Task details:
Restate the entries word for word, omitting nothing.

Task material:
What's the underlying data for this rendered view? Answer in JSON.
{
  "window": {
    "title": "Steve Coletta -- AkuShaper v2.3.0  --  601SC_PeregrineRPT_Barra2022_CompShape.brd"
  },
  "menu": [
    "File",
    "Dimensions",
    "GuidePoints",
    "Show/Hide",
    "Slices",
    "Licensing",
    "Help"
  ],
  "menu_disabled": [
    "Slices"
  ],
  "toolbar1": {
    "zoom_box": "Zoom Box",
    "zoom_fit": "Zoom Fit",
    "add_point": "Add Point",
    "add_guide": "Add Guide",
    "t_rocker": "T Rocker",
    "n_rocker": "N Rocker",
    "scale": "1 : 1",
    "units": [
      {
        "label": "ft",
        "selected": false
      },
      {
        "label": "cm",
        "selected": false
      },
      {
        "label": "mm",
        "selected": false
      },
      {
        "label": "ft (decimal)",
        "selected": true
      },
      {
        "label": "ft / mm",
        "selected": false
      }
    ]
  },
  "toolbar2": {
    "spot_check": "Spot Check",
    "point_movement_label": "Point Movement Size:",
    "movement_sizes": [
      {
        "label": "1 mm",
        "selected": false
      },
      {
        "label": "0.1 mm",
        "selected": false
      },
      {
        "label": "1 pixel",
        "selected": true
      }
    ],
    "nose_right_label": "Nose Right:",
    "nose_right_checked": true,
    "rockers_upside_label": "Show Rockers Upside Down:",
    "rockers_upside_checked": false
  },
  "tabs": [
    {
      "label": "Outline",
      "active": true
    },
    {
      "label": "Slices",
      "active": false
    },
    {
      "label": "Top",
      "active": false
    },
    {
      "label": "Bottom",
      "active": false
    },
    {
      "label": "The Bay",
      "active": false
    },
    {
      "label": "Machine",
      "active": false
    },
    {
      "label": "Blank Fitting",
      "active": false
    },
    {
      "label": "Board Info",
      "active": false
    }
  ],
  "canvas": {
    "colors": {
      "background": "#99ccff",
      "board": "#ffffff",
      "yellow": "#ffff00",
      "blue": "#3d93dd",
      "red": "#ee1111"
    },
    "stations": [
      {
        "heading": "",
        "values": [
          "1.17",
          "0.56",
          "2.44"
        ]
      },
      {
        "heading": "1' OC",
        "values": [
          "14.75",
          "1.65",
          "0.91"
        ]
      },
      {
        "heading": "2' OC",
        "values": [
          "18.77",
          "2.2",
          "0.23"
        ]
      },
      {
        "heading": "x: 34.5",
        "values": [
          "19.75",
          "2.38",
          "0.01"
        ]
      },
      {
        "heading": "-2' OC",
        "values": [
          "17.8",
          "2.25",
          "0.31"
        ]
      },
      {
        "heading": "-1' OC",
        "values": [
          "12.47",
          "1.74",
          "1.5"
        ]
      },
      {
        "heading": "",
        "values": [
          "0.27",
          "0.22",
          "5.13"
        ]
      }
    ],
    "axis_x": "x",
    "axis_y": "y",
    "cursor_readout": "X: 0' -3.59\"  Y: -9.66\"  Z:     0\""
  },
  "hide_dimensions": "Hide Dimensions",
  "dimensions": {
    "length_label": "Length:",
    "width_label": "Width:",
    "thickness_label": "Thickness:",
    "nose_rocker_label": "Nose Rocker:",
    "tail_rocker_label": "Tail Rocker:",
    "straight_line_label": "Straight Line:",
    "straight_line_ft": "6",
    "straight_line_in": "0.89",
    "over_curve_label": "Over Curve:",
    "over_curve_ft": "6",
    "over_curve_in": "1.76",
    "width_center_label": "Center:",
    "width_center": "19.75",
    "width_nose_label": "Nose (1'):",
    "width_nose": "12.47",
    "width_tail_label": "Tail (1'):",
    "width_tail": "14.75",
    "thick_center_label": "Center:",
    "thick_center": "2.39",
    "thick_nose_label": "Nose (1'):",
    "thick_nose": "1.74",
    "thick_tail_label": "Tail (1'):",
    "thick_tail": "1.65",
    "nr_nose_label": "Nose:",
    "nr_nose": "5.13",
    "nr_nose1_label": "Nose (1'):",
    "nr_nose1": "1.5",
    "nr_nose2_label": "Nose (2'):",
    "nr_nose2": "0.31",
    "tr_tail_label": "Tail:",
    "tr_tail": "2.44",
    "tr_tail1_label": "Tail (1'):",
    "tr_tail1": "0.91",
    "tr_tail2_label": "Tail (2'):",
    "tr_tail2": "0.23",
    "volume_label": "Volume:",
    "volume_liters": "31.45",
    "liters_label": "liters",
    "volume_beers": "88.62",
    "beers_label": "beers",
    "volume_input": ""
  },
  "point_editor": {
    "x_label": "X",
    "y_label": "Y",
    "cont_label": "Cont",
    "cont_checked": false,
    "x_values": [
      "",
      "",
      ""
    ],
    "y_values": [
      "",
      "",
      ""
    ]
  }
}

Completed exercise:
What's the underlying data for this rendered view? Answer in JSON.
{
  "window": {
    "title": "Steve Coletta -- AkuShaper v2.3.0  --  601SC_PeregrineRPT_Barra2022_CompShape.brd"
  },
  "menu": [
    "File",
    "Dimensions",
    "GuidePoints",
    "Show/Hide",
    "Slices",
    "Licensing",
    "Help"
  ],
  "menu_disabled": [
    "Slices"
  ],
  "toolbar1": {
    "zoom_box": "Zoom Box",
    "zoom_fit": "Zoom Fit",
    "add_point": "Add Point",
    "add_guide": "Add Guide",
    "t_rocker": "T Rocker",
    "n_rocker": "N Rocker",
    "scale": "1 : 1",
    "units": [
      {
        "label": "ft",
        "selected": false
      },
      {
        "label": "cm",
        "selected": false
      },
      {
        "label": "mm",
        "selected": false
      },
      {
        "label": "ft (decimal)",
        "selected": true
      },
      {
        "label": "ft / mm",
        "selected": false
      }
    ]
  },
  "toolbar2": {
    "spot_check": "Spot Check",
    "point_movement_label": "Point Movement Size:",
    "movement_sizes": [
      {
        "label": "1 mm",
        "selected": false
      },
      {
        "label": "0.1 mm",
        "selected": false
      },
      {
        "label": "1 pixel",
        "selected": true
      }
    ],
    "nose_right_label": "Nose Right:",
    "nose_right_checked": true,
    "rockers_upside_label": "Show Rockers Upside Down:",
    "rockers_upside_checked": false
  },
  "tabs": [
    {
      "label": "Outline",
      "active": true
    },
    {
      "label": "Slices",
      "active": false
    },
    {
      "label": "Top",
      "active": false
    },
    {
      "label": "Bottom",
      "active": false
    },
    {
      "label": "The Bay",
      "active": false
    },
    {
      "label": "Machine",
      "active": false
    },
    {
      "label": "Blank Fitting",
      "active": false
    },
    {
      "label": "Board Info",
      "active": false
    }
  ],
  "canvas": {
    "colors": {
      "background": "#99ccff",
      "board": "#ffffff",
      "yellow": "#ffff00",
      "blue": "#3d93dd",
      "red": "#ee1111"
    },
    "stations": [
      {
        "heading": "",
        "values": [
          "1.17",
          "0.56",
          "2.44"
        ]
      },
      {
        "heading": "1' OC",
        "values": [
          "14.75",
          "1.65",
          "0.91"
        ]
      },
      {
        "heading": "2' OC",
        "values": [
          "18.77",
          "2.2",
          "0.23"
        ]
      },
      {
        "heading": "x: 34.5",
        "values": [
          "19.75",
          "2.38",
          "0.01"
        ]
      },
      {
        "heading": "-2' OC",
        "values": [
          "17.8",
          "2.25",
          "0.31"
        ]
      },
      {
        "heading": "-1' OC",
        "values": [
          "12.47",
          "1.74",
          "1.5"
        ]
      },
      {
        "heading": "",
        "values": [
          "0.27",
          "0.22",
          "5.13"
        ]
      }
    ],
    "axis_x": "x",
    "axis_y": "y",
    "cursor_readout": "X: 0' -3.59\"  Y: -9.66\"  Z:     0\""
  },
  "hide_dimensions": "Hide Dimensions",
  "dimensions": {
    "length_label": "Length:",
    "width_label": "Width:",
    "thickness_label": "Thickness:",
    "nose_rocker_label": "Nose Rocker:",
    "tail_rocker_label": "Tail Rocker:",
    "straight_line_label": "Straight Line:",
    "straight_line_ft": "6",
    "straight_line_in": "0.89",
    "over_curve_label": "Over Curve:",
    "over_curve_ft": "6",
    "over_curve_in": "1.76",
    "width_center_label": "Center:",
    "width_center": "19.75",
    "width_nose_label": "Nose (1'):",
    "width_nose": "12.47",
    "width_tail_label": "Tail (1'):",
    "width_tail": "14.75",
    "thick_center_label": "Center:",
    "thick_center": "2.39",
    "thick_nose_label": "Nose (1'):",
    "thick_nose": "1.74",
    "thick_tail_label": "Tail (1'):",
    "thick_tail": "1.65",
    "nr_nose_label": "Nose:",
    "nr_nose": "5.13",
    "nr_nose1_label": "Nose (1'):",
    "nr_nose1": "1.5",
    "nr_nose2_label": "Nose (2'):",
    "nr_nose2": "0.31",
    "tr_tail_label": "Tail:",
    "tr_tail": "2.44",
    "tr_tail1_label": "Tail (1'):",
    "tr_tail1": "0.91",
    "tr_tail2_label": "Tail (2'):",
    "tr_tail2": "0.23",
    "volume_label": "Volume:",
    "volume_liters": "31.45",
    "liters_label": "liters",
    "volume_beers": "88.62",
    "beers_label": "beers",
    "volume_input": ""
  },
  "point_editor": {
    "x_label": "X",
    "y_label": "Y",
    "cont_label": "Cont",
    "cont_checked": false,
    "x_values": [
      "",
      "",
      ""
    ],
    "y_values": [
      "",
      "",
      ""
    ]
  }
}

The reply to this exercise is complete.